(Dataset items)
** start **
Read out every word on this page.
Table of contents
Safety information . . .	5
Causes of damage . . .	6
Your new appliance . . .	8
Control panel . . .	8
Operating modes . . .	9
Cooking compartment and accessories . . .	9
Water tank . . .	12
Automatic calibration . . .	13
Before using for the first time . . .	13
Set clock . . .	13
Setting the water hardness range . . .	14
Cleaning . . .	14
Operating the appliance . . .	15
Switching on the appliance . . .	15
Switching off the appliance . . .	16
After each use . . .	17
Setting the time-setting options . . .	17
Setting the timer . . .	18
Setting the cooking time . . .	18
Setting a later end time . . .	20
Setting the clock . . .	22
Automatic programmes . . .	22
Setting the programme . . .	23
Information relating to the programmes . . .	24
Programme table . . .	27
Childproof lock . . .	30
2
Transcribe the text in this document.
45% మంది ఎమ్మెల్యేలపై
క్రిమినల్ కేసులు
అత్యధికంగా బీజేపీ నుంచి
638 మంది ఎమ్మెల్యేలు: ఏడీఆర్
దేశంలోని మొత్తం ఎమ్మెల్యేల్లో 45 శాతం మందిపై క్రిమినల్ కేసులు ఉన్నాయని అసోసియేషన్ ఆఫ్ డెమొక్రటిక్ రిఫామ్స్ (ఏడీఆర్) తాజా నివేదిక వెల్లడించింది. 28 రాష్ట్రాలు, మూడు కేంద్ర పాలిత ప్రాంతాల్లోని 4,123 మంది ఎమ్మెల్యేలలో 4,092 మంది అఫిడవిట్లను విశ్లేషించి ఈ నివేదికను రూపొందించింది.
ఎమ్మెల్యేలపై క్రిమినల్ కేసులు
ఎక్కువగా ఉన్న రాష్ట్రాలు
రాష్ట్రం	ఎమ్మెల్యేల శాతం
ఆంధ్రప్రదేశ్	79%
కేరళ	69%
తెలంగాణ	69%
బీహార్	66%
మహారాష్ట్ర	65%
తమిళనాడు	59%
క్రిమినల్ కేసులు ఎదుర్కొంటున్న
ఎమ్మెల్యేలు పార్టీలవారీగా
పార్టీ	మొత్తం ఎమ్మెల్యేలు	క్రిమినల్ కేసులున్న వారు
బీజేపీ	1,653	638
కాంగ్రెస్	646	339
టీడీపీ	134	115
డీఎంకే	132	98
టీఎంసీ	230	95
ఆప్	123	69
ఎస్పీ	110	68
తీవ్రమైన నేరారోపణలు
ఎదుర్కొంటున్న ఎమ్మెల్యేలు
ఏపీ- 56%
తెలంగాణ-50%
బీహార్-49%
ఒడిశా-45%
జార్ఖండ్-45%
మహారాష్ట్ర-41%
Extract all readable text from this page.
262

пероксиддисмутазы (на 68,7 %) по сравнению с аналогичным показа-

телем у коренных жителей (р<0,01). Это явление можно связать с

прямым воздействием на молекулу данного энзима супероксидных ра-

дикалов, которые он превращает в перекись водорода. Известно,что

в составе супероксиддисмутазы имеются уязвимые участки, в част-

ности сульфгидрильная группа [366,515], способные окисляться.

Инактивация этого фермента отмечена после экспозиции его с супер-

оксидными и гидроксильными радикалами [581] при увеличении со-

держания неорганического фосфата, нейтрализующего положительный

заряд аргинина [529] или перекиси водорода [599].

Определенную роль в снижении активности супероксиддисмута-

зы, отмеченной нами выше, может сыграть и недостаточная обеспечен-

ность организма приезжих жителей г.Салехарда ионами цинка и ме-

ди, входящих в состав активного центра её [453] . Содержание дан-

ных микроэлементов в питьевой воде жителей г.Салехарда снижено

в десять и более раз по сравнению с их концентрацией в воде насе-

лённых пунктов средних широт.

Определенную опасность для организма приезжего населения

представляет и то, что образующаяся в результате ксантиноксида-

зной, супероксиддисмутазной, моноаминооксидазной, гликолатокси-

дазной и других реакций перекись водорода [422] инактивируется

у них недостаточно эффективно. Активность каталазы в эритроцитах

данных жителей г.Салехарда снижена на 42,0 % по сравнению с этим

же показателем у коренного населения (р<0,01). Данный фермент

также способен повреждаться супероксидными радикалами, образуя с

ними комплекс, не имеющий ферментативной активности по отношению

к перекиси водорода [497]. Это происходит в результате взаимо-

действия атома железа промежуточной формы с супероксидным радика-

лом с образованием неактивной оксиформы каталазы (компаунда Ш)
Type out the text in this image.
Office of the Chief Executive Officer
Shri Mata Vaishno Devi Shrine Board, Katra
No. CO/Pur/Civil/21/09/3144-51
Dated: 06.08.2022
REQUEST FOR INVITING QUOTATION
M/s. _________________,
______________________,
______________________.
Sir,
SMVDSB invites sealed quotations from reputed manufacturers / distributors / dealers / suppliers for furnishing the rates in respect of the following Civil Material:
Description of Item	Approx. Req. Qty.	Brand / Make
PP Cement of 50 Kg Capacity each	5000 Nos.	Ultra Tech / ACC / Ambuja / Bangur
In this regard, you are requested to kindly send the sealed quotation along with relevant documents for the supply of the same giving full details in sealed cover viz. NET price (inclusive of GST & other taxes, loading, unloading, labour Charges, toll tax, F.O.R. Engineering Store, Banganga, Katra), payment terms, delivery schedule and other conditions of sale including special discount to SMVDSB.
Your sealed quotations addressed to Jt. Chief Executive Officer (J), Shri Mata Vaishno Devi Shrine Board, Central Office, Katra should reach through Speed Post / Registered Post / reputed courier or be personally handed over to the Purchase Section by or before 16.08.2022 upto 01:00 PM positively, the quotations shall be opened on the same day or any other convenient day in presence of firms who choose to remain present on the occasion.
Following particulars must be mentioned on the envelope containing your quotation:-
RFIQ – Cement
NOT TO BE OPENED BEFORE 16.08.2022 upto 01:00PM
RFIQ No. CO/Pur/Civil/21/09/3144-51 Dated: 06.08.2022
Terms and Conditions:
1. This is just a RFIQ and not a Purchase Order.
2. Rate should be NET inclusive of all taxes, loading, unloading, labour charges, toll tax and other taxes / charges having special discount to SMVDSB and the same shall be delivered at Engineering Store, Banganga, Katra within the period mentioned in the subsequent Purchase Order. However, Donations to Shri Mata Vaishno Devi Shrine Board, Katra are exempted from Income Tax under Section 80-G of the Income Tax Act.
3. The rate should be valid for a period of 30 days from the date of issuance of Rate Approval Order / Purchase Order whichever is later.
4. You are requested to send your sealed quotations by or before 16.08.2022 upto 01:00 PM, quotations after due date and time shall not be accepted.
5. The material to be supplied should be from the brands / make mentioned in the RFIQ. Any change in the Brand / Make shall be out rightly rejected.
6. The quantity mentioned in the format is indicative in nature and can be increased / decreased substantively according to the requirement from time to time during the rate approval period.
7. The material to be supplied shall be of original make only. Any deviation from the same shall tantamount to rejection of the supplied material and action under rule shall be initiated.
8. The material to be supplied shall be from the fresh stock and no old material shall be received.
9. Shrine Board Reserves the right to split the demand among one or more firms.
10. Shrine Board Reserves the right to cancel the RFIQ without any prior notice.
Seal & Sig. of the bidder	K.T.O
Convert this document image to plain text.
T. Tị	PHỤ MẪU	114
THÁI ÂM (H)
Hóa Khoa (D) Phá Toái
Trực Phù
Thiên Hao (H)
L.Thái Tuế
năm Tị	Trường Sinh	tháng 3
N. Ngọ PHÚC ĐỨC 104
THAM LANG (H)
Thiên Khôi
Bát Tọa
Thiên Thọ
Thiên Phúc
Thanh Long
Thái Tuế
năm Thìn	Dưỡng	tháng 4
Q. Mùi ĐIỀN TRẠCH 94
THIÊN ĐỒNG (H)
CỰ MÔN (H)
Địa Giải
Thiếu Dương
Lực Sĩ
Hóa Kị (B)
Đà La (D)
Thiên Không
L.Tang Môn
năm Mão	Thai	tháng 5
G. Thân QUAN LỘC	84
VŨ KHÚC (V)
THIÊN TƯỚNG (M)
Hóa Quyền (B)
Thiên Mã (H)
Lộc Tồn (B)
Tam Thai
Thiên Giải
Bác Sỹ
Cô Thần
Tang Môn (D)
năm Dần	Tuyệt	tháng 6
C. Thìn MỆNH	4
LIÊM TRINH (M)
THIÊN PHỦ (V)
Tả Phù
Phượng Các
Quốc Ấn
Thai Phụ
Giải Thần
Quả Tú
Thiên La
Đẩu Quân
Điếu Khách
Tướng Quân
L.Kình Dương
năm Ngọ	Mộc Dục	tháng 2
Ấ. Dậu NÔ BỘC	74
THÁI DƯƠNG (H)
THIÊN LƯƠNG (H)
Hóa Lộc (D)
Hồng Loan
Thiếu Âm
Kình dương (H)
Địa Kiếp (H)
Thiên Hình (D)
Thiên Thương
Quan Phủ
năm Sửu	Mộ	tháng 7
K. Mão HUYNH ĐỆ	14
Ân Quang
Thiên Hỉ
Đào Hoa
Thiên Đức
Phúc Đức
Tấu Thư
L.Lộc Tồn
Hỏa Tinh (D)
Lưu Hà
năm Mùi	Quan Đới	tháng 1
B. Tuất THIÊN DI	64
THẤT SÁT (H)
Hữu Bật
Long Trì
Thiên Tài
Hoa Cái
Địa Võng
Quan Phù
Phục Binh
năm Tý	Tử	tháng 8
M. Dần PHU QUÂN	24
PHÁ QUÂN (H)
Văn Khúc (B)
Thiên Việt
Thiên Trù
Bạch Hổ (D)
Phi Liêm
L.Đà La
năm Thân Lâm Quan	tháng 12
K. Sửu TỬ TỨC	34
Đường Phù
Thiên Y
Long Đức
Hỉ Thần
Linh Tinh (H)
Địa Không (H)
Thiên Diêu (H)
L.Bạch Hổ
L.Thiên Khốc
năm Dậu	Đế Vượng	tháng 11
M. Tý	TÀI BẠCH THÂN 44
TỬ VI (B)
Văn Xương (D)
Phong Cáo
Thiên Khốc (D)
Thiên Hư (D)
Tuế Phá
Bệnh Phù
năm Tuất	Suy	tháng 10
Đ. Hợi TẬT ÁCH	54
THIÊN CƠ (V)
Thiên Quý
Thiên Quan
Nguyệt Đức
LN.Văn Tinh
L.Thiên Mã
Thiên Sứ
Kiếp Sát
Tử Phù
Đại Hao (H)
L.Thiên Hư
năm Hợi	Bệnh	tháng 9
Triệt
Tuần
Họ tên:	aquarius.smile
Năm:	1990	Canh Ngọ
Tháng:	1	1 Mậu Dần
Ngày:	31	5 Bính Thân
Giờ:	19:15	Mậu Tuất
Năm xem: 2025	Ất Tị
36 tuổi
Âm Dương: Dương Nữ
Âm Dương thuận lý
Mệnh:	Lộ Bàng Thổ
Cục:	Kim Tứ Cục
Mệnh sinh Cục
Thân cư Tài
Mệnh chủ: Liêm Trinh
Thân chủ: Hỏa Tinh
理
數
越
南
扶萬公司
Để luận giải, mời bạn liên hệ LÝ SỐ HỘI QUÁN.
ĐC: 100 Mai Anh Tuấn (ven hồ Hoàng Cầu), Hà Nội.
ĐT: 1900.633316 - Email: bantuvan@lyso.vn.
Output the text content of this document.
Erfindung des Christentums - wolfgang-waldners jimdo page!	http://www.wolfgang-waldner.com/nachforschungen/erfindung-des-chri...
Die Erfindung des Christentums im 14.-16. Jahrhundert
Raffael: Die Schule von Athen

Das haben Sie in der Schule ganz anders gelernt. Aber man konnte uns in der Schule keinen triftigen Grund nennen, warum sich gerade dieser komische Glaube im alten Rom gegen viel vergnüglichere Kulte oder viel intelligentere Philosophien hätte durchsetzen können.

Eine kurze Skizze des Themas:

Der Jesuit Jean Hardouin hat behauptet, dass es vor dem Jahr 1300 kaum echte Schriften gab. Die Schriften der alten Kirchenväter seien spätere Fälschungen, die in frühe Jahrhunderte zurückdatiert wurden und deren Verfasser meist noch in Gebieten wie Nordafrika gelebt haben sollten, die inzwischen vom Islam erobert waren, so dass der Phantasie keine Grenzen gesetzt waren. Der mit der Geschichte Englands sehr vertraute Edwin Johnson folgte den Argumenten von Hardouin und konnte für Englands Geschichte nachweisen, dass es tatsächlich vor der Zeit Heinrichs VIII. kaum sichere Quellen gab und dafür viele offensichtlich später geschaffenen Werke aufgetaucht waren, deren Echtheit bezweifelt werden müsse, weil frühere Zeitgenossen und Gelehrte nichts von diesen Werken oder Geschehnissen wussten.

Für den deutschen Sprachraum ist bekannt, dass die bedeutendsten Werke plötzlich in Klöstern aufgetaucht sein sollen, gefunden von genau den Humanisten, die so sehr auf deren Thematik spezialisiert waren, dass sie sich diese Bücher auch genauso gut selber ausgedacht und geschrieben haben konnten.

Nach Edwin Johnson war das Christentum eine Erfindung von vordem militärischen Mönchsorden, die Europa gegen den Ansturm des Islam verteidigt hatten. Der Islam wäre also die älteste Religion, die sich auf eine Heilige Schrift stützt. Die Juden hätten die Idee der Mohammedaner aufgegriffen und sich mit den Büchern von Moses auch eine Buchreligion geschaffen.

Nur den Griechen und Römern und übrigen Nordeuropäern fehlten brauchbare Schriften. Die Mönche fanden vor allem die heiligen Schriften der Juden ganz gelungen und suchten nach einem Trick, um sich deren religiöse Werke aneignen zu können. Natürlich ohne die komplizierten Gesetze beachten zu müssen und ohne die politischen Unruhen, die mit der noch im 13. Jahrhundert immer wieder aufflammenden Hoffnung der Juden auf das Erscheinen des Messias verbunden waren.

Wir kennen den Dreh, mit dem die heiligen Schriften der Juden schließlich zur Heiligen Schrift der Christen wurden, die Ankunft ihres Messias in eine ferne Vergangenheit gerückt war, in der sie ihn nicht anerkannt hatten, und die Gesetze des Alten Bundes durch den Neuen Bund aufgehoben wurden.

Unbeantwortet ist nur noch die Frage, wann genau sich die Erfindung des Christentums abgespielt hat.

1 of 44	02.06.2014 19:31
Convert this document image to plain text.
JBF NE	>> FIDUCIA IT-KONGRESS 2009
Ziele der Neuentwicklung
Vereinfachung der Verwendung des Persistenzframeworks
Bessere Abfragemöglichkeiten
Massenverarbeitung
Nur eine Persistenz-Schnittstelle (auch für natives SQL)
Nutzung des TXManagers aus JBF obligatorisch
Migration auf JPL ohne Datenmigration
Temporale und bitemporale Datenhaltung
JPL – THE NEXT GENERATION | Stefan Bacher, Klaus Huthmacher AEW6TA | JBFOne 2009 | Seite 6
** end **
Task statement: Go through the records and show every line with the string "wurden" in it.

Solution to this task:
Der Jesuit Jean Hardouin hat behauptet, dass es vor dem Jahr 1300 kaum echte Schriften gab. Die Schriften der alten Kirchenväter seien spätere Fälschungen, die in frühe Jahrhunderte zurückdatiert wurden und deren Verfasser meist noch in Gebieten wie Nordafrika gelebt haben sollten, die inzwischen vom Islam erobert waren, so dass der Phantasie keine Grenzen gesetzt waren. Der mit der Geschichte Englands sehr vertraute Edwin Johnson folgte den Argumenten von Hardouin und konnte für Englands Geschichte nachweisen, dass es tatsächlich vor der Zeit Heinrichs VIII. kaum sichere Quellen gab und dafür viele offensichtlich später geschaffenen Werke aufgetaucht waren, deren Echtheit bezweifelt werden müsse, weil frühere Zeitgenossen und Gelehrte nichts von diesen Werken oder Geschehnissen wussten.
Wir kennen den Dreh, mit dem die heiligen Schriften der Juden schließlich zur Heiligen Schrift der Christen wurden, die Ankunft ihres Messias in eine ferne Vergangenheit gerückt war, in der sie ihn nicht anerkannt hatten, und die Gesetze des Alten Bundes durch den Neuen Bund aufgehoben wurden.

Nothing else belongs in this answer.